━━ Records supplied ━━

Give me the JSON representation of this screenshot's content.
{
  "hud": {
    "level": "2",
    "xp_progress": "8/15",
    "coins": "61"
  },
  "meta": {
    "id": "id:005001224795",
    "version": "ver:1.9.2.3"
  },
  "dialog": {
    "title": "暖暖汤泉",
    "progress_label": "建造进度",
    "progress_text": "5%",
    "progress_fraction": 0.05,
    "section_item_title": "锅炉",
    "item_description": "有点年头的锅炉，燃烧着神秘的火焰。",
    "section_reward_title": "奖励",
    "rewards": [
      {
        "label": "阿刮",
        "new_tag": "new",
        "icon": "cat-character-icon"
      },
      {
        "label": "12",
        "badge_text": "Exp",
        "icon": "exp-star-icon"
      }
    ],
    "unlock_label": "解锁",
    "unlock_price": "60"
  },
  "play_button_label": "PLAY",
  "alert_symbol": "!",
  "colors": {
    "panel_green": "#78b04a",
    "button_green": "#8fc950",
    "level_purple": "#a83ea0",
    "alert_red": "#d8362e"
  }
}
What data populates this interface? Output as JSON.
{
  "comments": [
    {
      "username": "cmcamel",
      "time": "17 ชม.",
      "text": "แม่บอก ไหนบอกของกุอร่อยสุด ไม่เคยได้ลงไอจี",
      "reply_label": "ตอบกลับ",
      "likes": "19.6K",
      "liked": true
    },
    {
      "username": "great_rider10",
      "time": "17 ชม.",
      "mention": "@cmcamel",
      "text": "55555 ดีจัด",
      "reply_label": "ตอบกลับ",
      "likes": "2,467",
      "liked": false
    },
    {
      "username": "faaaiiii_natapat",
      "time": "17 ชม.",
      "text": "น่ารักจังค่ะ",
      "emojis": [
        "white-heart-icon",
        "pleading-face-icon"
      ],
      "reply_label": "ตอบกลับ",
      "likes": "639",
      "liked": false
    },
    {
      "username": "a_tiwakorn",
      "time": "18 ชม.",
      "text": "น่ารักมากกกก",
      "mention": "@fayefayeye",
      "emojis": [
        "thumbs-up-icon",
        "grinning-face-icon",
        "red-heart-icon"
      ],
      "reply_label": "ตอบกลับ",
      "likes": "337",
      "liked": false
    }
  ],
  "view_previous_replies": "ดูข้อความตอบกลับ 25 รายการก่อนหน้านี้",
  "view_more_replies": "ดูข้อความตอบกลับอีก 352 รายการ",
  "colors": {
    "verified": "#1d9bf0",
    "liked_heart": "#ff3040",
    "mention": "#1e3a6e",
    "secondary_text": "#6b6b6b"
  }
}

━━━

Written problem: Please give back all of the records exactly as written.

Full response:
Give me the JSON representation of this screenshot's content.
{
  "hud": {
    "level": "2",
    "xp_progress": "8/15",
    "coins": "61"
  },
  "meta": {
    "id": "id:005001224795",
    "version": "ver:1.9.2.3"
  },
  "dialog": {
    "title": "暖暖汤泉",
    "progress_label": "建造进度",
    "progress_text": "5%",
    "progress_fraction": 0.05,
    "section_item_title": "锅炉",
    "item_description": "有点年头的锅炉，燃烧着神秘的火焰。",
    "section_reward_title": "奖励",
    "rewards": [
      {
        "label": "阿刮",
        "new_tag": "new",
        "icon": "cat-character-icon"
      },
      {
        "label": "12",
        "badge_text": "Exp",
        "icon": "exp-star-icon"
      }
    ],
    "unlock_label": "解锁",
    "unlock_price": "60"
  },
  "play_button_label": "PLAY",
  "alert_symbol": "!",
  "colors": {
    "panel_green": "#78b04a",
    "button_green": "#8fc950",
    "level_purple": "#a83ea0",
    "alert_red": "#d8362e"
  }
}
What data populates this interface? Output as JSON.
{
  "comments": [
    {
      "username": "cmcamel",
      "time": "17 ชม.",
      "text": "แม่บอก ไหนบอกของกุอร่อยสุด ไม่เคยได้ลงไอจี",
      "reply_label": "ตอบกลับ",
      "likes": "19.6K",
      "liked": true
    },
    {
      "username": "great_rider10",
      "time": "17 ชม.",
      "mention": "@cmcamel",
      "text": "55555 ดีจัด",
      "reply_label": "ตอบกลับ",
      "likes": "2,467",
      "liked": false
    },
    {
      "username": "faaaiiii_natapat",
      "time": "17 ชม.",
      "text": "น่ารักจังค่ะ",
      "emojis": [
        "white-heart-icon",
        "pleading-face-icon"
      ],
      "reply_label": "ตอบกลับ",
      "likes": "639",
      "liked": false
    },
    {
      "username": "a_tiwakorn",
      "time": "18 ชม.",
      "text": "น่ารักมากกกก",
      "mention": "@fayefayeye",
      "emojis": [
        "thumbs-up-icon",
        "grinning-face-icon",
        "red-heart-icon"
      ],
      "reply_label": "ตอบกลับ",
      "likes": "337",
      "liked": false
    }
  ],
  "view_previous_replies": "ดูข้อความตอบกลับ 25 รายการก่อนหน้านี้",
  "view_more_replies": "ดูข้อความตอบกลับอีก 352 รายการ",
  "colors": {
    "verified": "#1d9bf0",
    "liked_heart": "#ff3040",
    "mention": "#1e3a6e",
    "secondary_text": "#6b6b6b"
  }
}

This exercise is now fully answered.